--- Start Data for the task ---

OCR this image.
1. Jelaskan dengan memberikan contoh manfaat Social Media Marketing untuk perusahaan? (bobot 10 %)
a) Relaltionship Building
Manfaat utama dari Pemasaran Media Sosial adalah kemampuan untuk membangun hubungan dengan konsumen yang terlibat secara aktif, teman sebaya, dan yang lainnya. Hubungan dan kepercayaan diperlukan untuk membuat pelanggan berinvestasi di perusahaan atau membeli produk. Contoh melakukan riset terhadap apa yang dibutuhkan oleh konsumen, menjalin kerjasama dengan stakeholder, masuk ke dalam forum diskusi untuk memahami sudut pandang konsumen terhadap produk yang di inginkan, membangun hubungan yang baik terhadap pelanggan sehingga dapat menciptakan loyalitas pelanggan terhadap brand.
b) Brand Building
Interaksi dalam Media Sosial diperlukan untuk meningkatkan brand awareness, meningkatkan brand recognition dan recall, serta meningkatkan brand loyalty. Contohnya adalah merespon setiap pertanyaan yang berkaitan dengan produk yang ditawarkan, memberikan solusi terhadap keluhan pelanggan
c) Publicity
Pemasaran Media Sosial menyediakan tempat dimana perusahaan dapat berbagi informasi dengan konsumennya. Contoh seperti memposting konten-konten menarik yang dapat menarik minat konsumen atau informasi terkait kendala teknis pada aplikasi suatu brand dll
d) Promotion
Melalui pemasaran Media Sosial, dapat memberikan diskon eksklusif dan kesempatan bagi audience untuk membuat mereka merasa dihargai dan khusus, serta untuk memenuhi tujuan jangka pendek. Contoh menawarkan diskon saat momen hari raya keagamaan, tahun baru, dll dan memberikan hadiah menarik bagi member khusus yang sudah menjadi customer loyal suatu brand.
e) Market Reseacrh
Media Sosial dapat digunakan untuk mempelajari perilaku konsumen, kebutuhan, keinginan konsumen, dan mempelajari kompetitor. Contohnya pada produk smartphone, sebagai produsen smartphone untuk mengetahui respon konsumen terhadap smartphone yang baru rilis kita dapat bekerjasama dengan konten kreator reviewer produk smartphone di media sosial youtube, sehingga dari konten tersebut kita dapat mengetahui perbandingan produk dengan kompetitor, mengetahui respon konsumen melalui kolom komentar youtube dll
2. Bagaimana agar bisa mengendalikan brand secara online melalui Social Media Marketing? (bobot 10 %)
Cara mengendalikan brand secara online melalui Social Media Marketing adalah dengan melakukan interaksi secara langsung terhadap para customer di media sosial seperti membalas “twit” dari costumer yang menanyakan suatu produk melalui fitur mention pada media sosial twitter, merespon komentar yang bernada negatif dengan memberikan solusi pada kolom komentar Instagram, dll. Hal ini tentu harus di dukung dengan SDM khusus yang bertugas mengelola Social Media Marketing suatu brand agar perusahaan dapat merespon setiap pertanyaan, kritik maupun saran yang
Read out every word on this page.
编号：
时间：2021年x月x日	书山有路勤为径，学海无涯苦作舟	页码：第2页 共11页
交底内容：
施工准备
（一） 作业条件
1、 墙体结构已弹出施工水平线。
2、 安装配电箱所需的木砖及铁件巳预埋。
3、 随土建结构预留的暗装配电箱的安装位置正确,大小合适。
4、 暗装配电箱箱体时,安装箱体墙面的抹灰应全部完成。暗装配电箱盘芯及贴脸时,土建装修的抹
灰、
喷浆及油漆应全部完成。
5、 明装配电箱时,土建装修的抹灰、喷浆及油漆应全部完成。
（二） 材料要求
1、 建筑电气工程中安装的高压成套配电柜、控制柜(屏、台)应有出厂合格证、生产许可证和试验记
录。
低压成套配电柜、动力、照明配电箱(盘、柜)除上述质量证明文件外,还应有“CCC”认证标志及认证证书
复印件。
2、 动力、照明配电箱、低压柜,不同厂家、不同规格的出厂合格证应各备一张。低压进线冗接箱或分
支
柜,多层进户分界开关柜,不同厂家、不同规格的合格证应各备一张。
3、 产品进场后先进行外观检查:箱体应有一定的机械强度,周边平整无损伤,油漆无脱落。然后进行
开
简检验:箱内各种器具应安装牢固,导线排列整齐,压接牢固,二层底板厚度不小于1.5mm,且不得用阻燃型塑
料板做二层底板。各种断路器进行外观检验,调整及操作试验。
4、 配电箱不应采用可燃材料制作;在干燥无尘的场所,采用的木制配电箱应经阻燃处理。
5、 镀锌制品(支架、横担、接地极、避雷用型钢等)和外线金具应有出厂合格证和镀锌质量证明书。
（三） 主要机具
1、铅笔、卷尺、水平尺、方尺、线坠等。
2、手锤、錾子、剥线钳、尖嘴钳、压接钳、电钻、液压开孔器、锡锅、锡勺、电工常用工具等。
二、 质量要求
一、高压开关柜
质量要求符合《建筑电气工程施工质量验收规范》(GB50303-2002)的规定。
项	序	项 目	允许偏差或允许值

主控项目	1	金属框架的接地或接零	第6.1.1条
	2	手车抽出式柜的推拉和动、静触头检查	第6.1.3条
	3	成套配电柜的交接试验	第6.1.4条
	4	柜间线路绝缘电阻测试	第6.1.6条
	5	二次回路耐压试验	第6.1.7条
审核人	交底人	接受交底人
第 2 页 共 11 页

--- End Data for the task ---
--- Start Data for the task ---

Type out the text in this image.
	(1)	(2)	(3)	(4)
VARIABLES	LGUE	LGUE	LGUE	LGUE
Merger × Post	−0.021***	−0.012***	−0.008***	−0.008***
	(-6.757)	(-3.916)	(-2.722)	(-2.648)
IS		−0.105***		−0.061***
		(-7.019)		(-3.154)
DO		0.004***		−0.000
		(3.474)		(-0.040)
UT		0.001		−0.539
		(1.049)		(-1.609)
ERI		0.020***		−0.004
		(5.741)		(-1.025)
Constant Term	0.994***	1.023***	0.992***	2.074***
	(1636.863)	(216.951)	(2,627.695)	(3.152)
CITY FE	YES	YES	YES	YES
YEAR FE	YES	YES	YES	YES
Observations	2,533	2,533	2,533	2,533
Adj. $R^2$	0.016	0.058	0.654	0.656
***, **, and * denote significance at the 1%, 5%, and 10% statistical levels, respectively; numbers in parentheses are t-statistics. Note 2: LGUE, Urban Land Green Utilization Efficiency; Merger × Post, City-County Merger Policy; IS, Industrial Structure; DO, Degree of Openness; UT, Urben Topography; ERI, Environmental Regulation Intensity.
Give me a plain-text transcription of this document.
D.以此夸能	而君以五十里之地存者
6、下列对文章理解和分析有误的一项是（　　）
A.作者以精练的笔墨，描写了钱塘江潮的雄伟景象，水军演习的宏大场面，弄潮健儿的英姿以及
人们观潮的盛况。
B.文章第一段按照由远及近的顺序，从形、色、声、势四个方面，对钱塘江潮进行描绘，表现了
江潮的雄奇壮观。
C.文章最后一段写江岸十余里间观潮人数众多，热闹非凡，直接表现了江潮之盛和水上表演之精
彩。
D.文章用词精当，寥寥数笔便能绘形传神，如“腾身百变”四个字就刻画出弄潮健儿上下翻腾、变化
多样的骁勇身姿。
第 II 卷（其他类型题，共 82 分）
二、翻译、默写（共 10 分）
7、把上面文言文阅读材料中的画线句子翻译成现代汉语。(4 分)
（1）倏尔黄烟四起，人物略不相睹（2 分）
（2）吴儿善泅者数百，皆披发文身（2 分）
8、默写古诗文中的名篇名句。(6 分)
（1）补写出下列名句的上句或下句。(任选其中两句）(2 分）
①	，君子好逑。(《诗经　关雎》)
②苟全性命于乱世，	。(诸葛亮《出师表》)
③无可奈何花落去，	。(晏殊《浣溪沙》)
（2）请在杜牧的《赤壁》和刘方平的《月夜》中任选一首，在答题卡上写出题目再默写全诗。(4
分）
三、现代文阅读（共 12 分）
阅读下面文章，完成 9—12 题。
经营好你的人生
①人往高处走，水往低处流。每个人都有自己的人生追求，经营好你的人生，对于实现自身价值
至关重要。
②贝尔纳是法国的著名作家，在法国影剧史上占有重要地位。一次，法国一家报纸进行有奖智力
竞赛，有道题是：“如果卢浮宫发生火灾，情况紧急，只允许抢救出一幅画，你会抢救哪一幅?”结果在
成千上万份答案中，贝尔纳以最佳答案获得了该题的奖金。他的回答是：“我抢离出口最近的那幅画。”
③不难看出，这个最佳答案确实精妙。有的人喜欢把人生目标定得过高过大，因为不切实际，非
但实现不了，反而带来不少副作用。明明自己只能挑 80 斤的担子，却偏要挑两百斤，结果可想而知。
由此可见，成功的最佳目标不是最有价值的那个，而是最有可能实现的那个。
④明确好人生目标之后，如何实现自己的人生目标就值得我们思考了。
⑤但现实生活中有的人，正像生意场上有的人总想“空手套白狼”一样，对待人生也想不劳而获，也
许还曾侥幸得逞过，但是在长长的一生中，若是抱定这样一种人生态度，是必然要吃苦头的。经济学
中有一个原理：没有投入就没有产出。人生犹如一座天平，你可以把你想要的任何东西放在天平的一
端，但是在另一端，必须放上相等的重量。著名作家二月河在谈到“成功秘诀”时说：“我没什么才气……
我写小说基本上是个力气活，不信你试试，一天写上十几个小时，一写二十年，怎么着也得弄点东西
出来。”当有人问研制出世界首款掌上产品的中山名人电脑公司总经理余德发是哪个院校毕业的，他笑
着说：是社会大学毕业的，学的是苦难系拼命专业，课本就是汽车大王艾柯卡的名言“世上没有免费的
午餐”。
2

--- End Data for the task ---

Exercise: Only the number is wanted: how many lines of the material above include the word "喷浆及油漆应全部完成"?

Result of the task: 2